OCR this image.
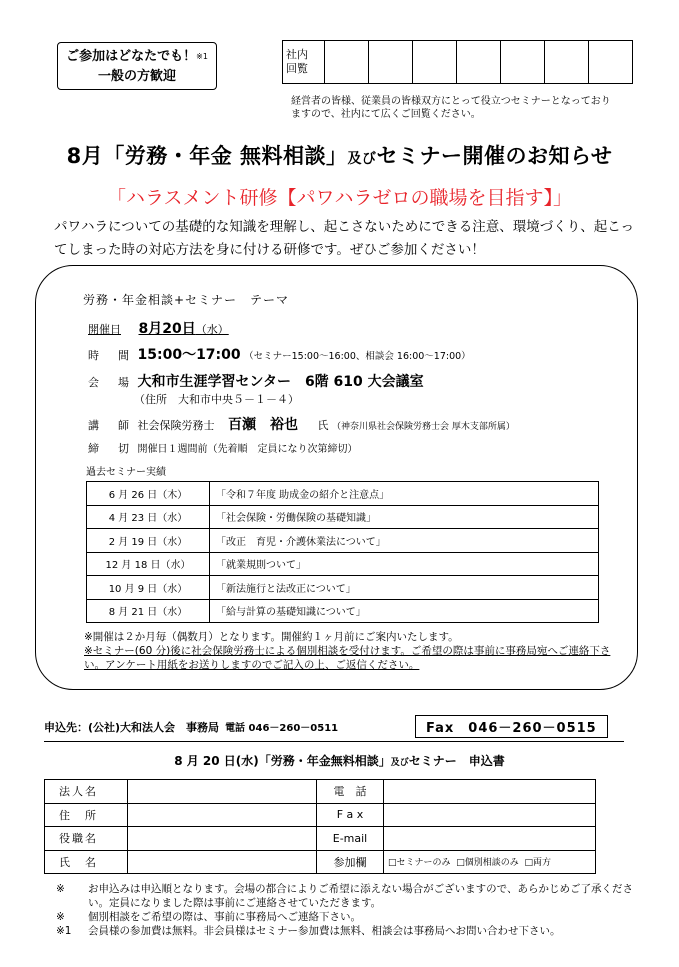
ご参加はどなたでも！$^{※1}$
一般の方歓迎
社内
回覧							
経営者の皆様、従業員の皆様双方にとって役立つセミナーとなっておりますので、社内にて広くご回覧ください。
8月「労務・年金 無料相談」及びセミナー開催のお知らせ
「ハラスメント研修【パワハラゼロの職場を目指す】」
パワハラについての基礎的な知識を理解し、起こさないためにできる注意、環境づくり、起こってしまった時の対応方法を身に付ける研修です。ぜひご参加ください！
労務・年金相談+セミナー　テーマ
開催日 8月20日（水）
時　間 15:00〜17:00 （セミナー15:00〜16:00、相談会 16:00〜17:00）
会　場 大和市生涯学習センター　6階 610 大会議室
（住所　大和市中央５－１－４）
講　師 社会保険労務士 百瀬　裕也 氏 （神奈川県社会保険労務士会 厚木支部所属）
締　切 開催日１週間前（先着順　定員になり次第締切）
過去セミナー実績
6 月 26 日（木）	「令和７年度 助成金の紹介と注意点」
4 月 23 日（水）	「社会保険・労働保険の基礎知識」
2 月 19 日（水）	「改正　育児・介護休業法について」
12 月 18 日（水）	「就業規則ついて」
10 月 9 日（水）	「新法施行と法改正について」
8 月 21 日（水）	「給与計算の基礎知識について」
※開催は２か月毎（偶数月）となります。開催約１ヶ月前にご案内いたします。
※セミナー(60 分)後に社会保険労務士による個別相談を受付けます。ご希望の際は事前に事務局宛へご連絡下さい。アンケート用紙をお送りしますのでご記入の上、ご返信ください。
申込先：(公社)大和法人会　事務局 電話 046－260－0511	Fax　046－260－0515
8 月 20 日(水)「労務・年金無料相談」及びセミナー　申込書
法人名		電　話	
住　所		F a x	
役職名		E-mail	
氏　名		参加欄	□セミナーのみ □個別相談のみ □両方
※	お申込みは申込順となります。会場の都合によりご希望に添えない場合がございますので、あらかじめご了承ください。定員になりました際は事前にご連絡させていただきます。
※	個別相談をご希望の際は、事前に事務局へご連絡下さい。
※1	会員様の参加費は無料。非会員様はセミナー参加費は無料、相談会は事務局へお問い合わせ下さい。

::::::::::

> **Work to complete**
Using the material above, return every line exactly as it appears, minus the pictures.

> **Task output**
OCR this image.
ご参加はどなたでも！$^{※1}$
一般の方歓迎
社内
回覧							
経営者の皆様、従業員の皆様双方にとって役立つセミナーとなっておりますので、社内にて広くご回覧ください。
8月「労務・年金 無料相談」及びセミナー開催のお知らせ
「ハラスメント研修【パワハラゼロの職場を目指す】」
パワハラについての基礎的な知識を理解し、起こさないためにできる注意、環境づくり、起こってしまった時の対応方法を身に付ける研修です。ぜひご参加ください！
労務・年金相談+セミナー　テーマ
開催日 8月20日（水）
時　間 15:00〜17:00 （セミナー15:00〜16:00、相談会 16:00〜17:00）
会　場 大和市生涯学習センター　6階 610 大会議室
（住所　大和市中央５－１－４）
講　師 社会保険労務士 百瀬　裕也 氏 （神奈川県社会保険労務士会 厚木支部所属）
締　切 開催日１週間前（先着順　定員になり次第締切）
過去セミナー実績
6 月 26 日（木）	「令和７年度 助成金の紹介と注意点」
4 月 23 日（水）	「社会保険・労働保険の基礎知識」
2 月 19 日（水）	「改正　育児・介護休業法について」
12 月 18 日（水）	「就業規則ついて」
10 月 9 日（水）	「新法施行と法改正について」
8 月 21 日（水）	「給与計算の基礎知識について」
※開催は２か月毎（偶数月）となります。開催約１ヶ月前にご案内いたします。
※セミナー(60 分)後に社会保険労務士による個別相談を受付けます。ご希望の際は事前に事務局宛へご連絡下さい。アンケート用紙をお送りしますのでご記入の上、ご返信ください。
申込先：(公社)大和法人会　事務局 電話 046－260－0511	Fax　046－260－0515
8 月 20 日(水)「労務・年金無料相談」及びセミナー　申込書
法人名		電　話	
住　所		F a x	
役職名		E-mail	
氏　名		参加欄	□セミナーのみ □個別相談のみ □両方
※	お申込みは申込順となります。会場の都合によりご希望に添えない場合がございますので、あらかじめご了承ください。定員になりました際は事前にご連絡させていただきます。
※	個別相談をご希望の際は、事前に事務局へご連絡下さい。
※1	会員様の参加費は無料。非会員様はセミナー参加費は無料、相談会は事務局へお問い合わせ下さい。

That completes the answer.